• _Your objective_
Identify every line in the records below that contains the word "прежнее", and reproduce each one.

• _Working data_
* start *

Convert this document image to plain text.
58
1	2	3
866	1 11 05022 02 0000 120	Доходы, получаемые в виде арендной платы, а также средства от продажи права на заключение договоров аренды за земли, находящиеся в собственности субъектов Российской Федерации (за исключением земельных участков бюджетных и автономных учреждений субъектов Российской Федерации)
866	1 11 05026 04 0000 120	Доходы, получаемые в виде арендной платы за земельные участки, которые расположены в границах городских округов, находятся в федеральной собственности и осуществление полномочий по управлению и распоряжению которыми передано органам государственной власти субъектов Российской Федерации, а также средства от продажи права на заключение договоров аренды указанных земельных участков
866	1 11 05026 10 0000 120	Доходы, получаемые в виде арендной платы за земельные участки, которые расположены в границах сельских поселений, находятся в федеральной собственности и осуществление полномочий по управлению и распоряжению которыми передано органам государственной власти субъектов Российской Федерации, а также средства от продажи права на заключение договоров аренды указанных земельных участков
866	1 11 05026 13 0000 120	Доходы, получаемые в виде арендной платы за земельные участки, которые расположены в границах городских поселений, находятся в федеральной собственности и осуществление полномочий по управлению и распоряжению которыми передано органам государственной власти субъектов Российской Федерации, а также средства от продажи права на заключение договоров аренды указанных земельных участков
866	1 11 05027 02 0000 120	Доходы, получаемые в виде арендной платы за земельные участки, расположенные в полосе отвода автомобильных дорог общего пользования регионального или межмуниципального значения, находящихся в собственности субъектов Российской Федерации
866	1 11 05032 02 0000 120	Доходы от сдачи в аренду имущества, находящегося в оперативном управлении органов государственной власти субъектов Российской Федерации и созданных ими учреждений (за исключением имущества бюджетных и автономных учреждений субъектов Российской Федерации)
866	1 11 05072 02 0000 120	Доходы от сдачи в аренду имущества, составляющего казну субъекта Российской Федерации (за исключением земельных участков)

* end *
* start *

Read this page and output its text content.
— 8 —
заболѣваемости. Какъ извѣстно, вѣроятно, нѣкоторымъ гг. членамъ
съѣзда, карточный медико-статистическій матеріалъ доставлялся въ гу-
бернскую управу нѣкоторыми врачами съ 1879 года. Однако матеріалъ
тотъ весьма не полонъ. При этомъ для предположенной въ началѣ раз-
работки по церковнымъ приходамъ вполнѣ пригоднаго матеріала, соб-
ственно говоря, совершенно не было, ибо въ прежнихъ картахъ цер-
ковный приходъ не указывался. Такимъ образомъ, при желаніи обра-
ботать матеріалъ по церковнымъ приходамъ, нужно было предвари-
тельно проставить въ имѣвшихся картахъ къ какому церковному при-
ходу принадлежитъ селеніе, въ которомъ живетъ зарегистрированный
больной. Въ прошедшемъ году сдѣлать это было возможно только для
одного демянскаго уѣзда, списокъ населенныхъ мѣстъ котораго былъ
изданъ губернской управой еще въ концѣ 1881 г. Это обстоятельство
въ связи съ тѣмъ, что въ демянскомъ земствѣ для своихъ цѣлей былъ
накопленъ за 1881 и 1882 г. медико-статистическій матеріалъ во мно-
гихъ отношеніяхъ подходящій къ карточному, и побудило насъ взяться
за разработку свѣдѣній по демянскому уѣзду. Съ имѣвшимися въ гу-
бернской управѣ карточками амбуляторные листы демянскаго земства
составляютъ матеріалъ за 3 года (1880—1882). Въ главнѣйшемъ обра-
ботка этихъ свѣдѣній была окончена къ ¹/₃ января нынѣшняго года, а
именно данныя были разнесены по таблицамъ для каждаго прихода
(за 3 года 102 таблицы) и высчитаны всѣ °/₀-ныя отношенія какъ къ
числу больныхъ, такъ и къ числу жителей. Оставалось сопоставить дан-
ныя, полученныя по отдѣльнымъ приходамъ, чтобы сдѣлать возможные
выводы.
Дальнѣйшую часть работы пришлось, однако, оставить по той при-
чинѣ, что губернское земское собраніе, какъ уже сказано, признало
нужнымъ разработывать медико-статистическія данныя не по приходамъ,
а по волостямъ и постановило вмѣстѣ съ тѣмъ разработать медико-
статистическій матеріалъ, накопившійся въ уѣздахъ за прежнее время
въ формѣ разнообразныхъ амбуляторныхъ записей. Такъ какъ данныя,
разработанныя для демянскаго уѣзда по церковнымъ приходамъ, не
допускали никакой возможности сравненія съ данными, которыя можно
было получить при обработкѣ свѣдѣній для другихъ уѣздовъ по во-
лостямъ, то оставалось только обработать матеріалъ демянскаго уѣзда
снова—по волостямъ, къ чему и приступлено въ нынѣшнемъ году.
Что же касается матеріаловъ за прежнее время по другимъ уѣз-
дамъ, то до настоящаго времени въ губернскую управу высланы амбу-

* end *
* start *

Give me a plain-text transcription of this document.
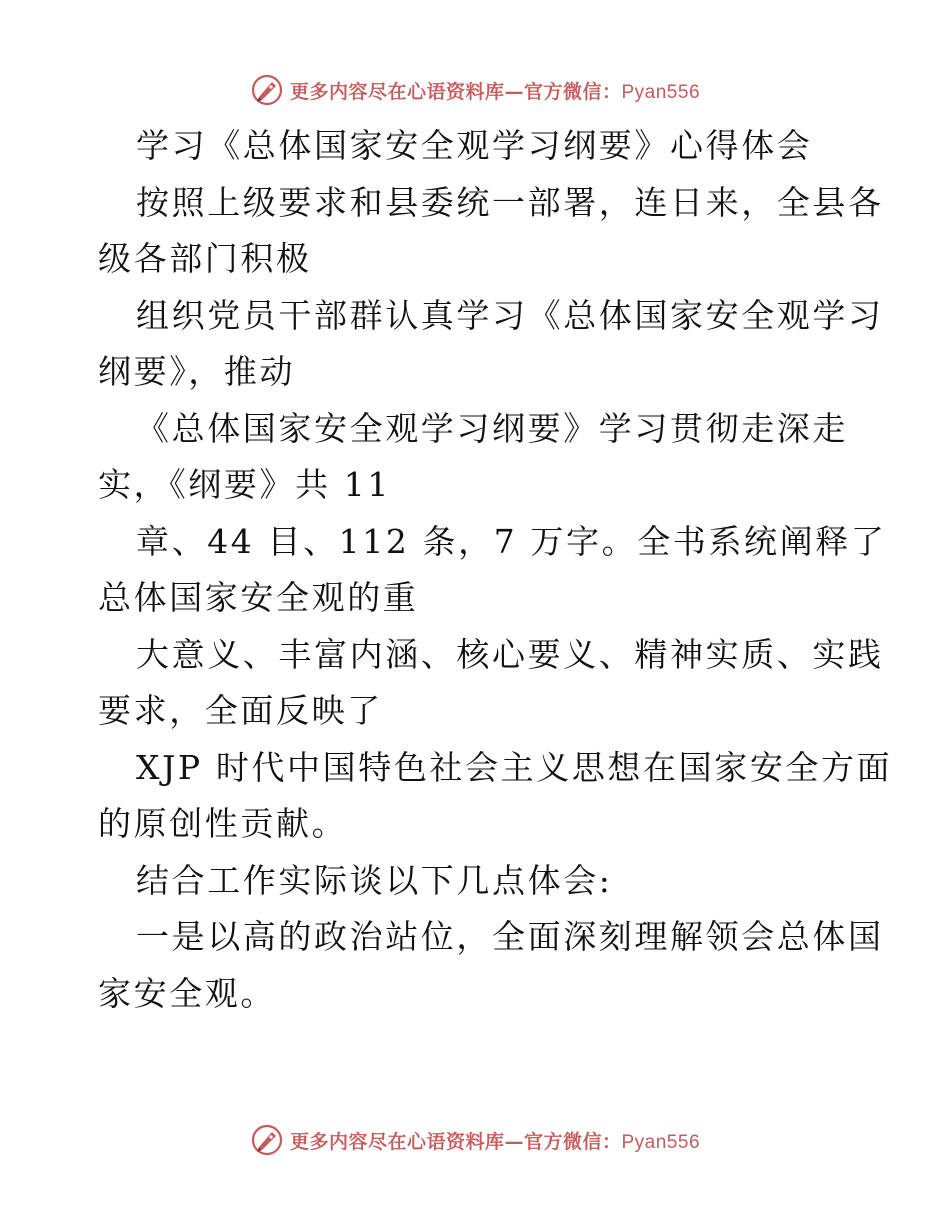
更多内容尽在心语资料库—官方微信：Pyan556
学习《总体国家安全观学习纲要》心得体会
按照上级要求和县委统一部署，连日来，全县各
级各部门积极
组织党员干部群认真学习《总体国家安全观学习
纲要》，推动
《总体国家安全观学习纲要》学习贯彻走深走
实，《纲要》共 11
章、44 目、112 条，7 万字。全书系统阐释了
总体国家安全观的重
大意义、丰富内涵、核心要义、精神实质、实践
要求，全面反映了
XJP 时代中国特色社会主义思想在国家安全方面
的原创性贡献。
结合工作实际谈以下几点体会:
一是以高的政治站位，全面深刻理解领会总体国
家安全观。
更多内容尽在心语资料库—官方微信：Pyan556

* end *

• _Written answer_
статистическій матеріалъ, накопившійся въ уѣздахъ за прежнее время
Что же касается матеріаловъ за прежнее время по другимъ уѣз-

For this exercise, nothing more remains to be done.